Objective -> Transcribe all of the material below word for word and leave out its pictures.

**** Stored data

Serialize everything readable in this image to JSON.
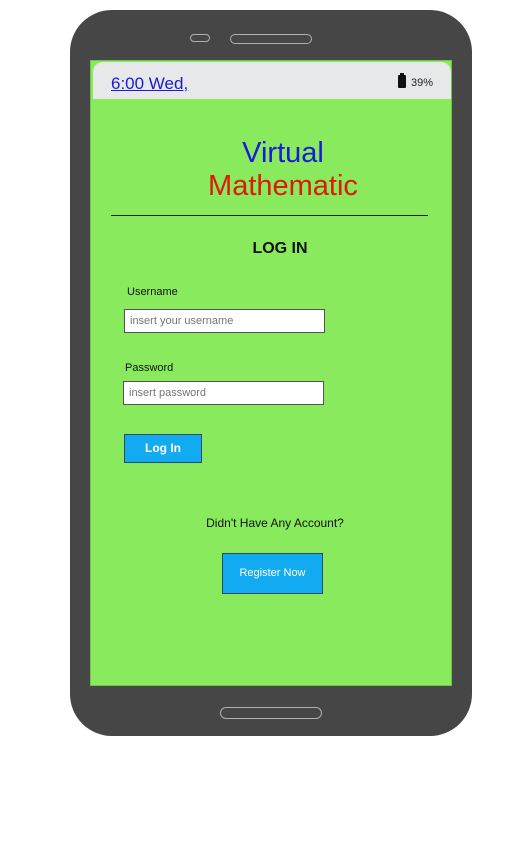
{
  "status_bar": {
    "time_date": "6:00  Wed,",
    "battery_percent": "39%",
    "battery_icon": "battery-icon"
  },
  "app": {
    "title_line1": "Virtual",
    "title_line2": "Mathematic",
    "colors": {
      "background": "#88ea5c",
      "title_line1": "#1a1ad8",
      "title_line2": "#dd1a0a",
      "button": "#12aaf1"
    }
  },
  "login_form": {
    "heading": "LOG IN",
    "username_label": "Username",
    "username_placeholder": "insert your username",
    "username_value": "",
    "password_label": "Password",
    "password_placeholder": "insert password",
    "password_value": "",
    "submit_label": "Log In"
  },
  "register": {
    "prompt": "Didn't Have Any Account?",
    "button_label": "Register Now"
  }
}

********

Reply ->
Serialize everything readable in this image to JSON.
{
  "status_bar": {
    "time_date": "6:00  Wed,",
    "battery_percent": "39%",
    "battery_icon": "battery-icon"
  },
  "app": {
    "title_line1": "Virtual",
    "title_line2": "Mathematic",
    "colors": {
      "background": "#88ea5c",
      "title_line1": "#1a1ad8",
      "title_line2": "#dd1a0a",
      "button": "#12aaf1"
    }
  },
  "login_form": {
    "heading": "LOG IN",
    "username_label": "Username",
    "username_placeholder": "insert your username",
    "username_value": "",
    "password_label": "Password",
    "password_placeholder": "insert password",
    "password_value": "",
    "submit_label": "Log In"
  },
  "register": {
    "prompt": "Didn't Have Any Account?",
    "button_label": "Register Now"
  }
}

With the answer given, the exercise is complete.